Turn each line of the material below into one string in a JSON list, skipping blank lines and leaving out the pictures.
***** PROVIDED DATA
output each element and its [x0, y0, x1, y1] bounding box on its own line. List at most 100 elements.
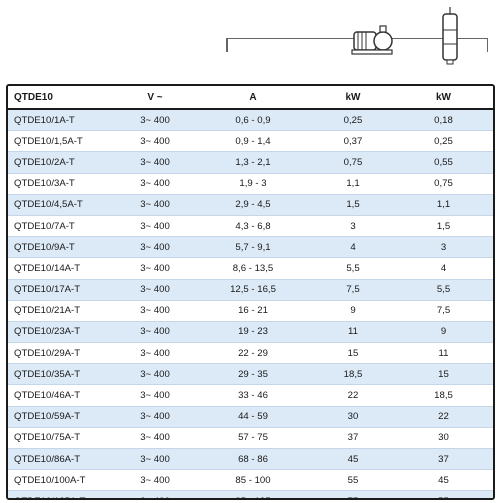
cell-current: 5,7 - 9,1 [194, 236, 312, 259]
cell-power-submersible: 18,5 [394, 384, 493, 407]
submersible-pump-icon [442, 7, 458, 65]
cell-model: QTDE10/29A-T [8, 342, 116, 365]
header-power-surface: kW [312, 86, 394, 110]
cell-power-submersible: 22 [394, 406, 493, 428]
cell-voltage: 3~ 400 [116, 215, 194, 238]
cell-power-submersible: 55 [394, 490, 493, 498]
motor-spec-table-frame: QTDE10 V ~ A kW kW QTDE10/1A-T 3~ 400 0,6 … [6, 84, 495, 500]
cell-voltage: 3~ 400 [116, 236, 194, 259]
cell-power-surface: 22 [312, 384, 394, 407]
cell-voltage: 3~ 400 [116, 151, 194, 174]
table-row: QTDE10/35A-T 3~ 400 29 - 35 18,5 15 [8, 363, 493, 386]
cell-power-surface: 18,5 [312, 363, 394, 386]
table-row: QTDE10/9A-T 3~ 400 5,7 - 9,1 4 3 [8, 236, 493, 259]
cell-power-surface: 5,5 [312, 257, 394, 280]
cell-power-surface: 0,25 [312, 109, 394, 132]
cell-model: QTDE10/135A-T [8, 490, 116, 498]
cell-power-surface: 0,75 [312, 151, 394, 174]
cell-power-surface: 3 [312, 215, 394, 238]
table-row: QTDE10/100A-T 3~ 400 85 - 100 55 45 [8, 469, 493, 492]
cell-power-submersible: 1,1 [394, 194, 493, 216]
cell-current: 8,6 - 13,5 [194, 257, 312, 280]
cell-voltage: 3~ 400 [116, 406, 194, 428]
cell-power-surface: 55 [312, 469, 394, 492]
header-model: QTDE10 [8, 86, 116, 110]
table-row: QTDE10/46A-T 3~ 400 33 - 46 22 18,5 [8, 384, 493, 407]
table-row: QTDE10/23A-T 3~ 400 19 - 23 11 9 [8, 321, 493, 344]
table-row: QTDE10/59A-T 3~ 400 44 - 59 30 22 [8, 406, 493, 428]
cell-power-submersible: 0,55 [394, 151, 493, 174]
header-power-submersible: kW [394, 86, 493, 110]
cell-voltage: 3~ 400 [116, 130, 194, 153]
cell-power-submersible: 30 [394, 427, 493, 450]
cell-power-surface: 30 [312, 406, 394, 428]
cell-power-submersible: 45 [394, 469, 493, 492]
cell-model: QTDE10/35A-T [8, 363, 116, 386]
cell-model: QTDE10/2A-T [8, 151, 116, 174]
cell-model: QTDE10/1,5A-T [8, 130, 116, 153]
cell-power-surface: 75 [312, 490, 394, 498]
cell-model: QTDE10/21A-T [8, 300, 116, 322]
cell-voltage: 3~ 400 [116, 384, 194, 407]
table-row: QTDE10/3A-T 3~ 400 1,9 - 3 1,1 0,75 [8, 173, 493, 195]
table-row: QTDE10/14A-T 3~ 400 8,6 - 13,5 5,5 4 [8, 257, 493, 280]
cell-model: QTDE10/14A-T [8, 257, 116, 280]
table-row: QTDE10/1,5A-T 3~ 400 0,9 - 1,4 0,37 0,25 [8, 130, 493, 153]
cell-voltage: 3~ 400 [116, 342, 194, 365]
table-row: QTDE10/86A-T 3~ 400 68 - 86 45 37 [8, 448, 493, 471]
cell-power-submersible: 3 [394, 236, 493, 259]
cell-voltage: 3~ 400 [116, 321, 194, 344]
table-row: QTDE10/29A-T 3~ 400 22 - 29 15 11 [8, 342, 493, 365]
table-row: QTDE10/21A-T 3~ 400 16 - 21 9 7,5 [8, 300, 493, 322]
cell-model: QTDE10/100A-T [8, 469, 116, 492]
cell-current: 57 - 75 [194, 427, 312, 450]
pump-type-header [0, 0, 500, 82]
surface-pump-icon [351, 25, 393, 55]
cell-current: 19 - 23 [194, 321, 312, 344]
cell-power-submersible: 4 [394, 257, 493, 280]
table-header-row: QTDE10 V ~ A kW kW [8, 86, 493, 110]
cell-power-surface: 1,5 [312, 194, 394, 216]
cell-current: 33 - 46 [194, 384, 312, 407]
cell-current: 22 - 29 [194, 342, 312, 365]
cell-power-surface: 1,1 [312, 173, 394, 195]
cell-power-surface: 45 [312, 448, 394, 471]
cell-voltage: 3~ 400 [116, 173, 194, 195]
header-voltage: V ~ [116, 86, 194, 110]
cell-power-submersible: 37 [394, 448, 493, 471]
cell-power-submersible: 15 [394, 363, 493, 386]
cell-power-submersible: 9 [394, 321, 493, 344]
**********
- _RIGHT ANSWER_
[
  "output each element and its [x0, y0, x1, y1] bounding box on its own line. List at most 100 elements.",
  "cell-current: 5,7 - 9,1 [194, 236, 312, 259]",
  "cell-power-submersible: 18,5 [394, 384, 493, 407]",
  "submersible-pump-icon [442, 7, 458, 65]",
  "cell-model: QTDE10/29A-T [8, 342, 116, 365]",
  "header-power-surface: kW [312, 86, 394, 110]",
  "cell-power-submersible: 22 [394, 406, 493, 428]",
  "cell-voltage: 3~ 400 [116, 215, 194, 238]",
  "cell-power-submersible: 55 [394, 490, 493, 498]",
  "motor-spec-table-frame: QTDE10 V ~ A kW kW QTDE10/1A-T 3~ 400 0,6 … [6, 84, 495, 500]",
  "cell-voltage: 3~ 400 [116, 236, 194, 259]",
  "cell-power-surface: 22 [312, 384, 394, 407]",
  "cell-voltage: 3~ 400 [116, 151, 194, 174]",
  "table-row: QTDE10/35A-T 3~ 400 29 - 35 18,5 15 [8, 363, 493, 386]",
  "cell-power-surface: 18,5 [312, 363, 394, 386]",
  "table-row: QTDE10/9A-T 3~ 400 5,7 - 9,1 4 3 [8, 236, 493, 259]",
  "cell-power-surface: 5,5 [312, 257, 394, 280]",
  "cell-power-surface: 0,25 [312, 109, 394, 132]",
  "cell-model: QTDE10/135A-T [8, 490, 116, 498]",
  "cell-power-surface: 0,75 [312, 151, 394, 174]",
  "cell-power-surface: 3 [312, 215, 394, 238]",
  "table-row: QTDE10/100A-T 3~ 400 85 - 100 55 45 [8, 469, 493, 492]",
  "cell-power-submersible: 1,1 [394, 194, 493, 216]",
  "cell-current: 8,6 - 13,5 [194, 257, 312, 280]",
  "cell-voltage: 3~ 400 [116, 406, 194, 428]",
  "cell-power-surface: 55 [312, 469, 394, 492]",
  "header-model: QTDE10 [8, 86, 116, 110]",
  "table-row: QTDE10/46A-T 3~ 400 33 - 46 22 18,5 [8, 384, 493, 407]",
  "table-row: QTDE10/23A-T 3~ 400 19 - 23 11 9 [8, 321, 493, 344]",
  "table-row: QTDE10/59A-T 3~ 400 44 - 59 30 22 [8, 406, 493, 428]",
  "cell-power-submersible: 0,55 [394, 151, 493, 174]",
  "header-power-submersible: kW [394, 86, 493, 110]",
  "cell-voltage: 3~ 400 [116, 130, 194, 153]",
  "cell-power-submersible: 30 [394, 427, 493, 450]",
  "cell-power-surface: 30 [312, 406, 394, 428]",
  "cell-power-submersible: 45 [394, 469, 493, 492]",
  "cell-model: QTDE10/35A-T [8, 363, 116, 386]",
  "cell-model: QTDE10/2A-T [8, 151, 116, 174]",
  "cell-model: QTDE10/1,5A-T [8, 130, 116, 153]",
  "cell-power-surface: 75 [312, 490, 394, 498]",
  "cell-model: QTDE10/21A-T [8, 300, 116, 322]",
  "cell-voltage: 3~ 400 [116, 384, 194, 407]",
  "table-row: QTDE10/3A-T 3~ 400 1,9 - 3 1,1 0,75 [8, 173, 493, 195]",
  "table-row: QTDE10/14A-T 3~ 400 8,6 - 13,5 5,5 4 [8, 257, 493, 280]",
  "cell-model: QTDE10/14A-T [8, 257, 116, 280]",
  "table-row: QTDE10/1,5A-T 3~ 400 0,9 - 1,4 0,37 0,25 [8, 130, 493, 153]",
  "cell-voltage: 3~ 400 [116, 342, 194, 365]",
  "table-row: QTDE10/86A-T 3~ 400 68 - 86 45 37 [8, 448, 493, 471]",
  "cell-power-submersible: 3 [394, 236, 493, 259]",
  "cell-voltage: 3~ 400 [116, 321, 194, 344]",
  "table-row: QTDE10/29A-T 3~ 400 22 - 29 15 11 [8, 342, 493, 365]",
  "table-row: QTDE10/21A-T 3~ 400 16 - 21 9 7,5 [8, 300, 493, 322]",
  "cell-model: QTDE10/100A-T [8, 469, 116, 492]",
  "cell-current: 57 - 75 [194, 427, 312, 450]",
  "pump-type-header [0, 0, 500, 82]",
  "surface-pump-icon [351, 25, 393, 55]",
  "cell-current: 19 - 23 [194, 321, 312, 344]",
  "cell-power-submersible: 4 [394, 257, 493, 280]",
  "table-header-row: QTDE10 V ~ A kW kW [8, 86, 493, 110]",
  "cell-power-surface: 1,5 [312, 194, 394, 216]",
  "cell-current: 33 - 46 [194, 384, 312, 407]",
  "cell-current: 22 - 29 [194, 342, 312, 365]",
  "cell-power-surface: 1,1 [312, 173, 394, 195]",
  "cell-power-surface: 45 [312, 448, 394, 471]",
  "cell-voltage: 3~ 400 [116, 173, 194, 195]",
  "header-voltage: V ~ [116, 86, 194, 110]",
  "cell-power-submersible: 37 [394, 448, 493, 471]",
  "cell-power-submersible: 15 [394, 363, 493, 386]",
  "cell-power-submersible: 9 [394, 321, 493, 344]"
]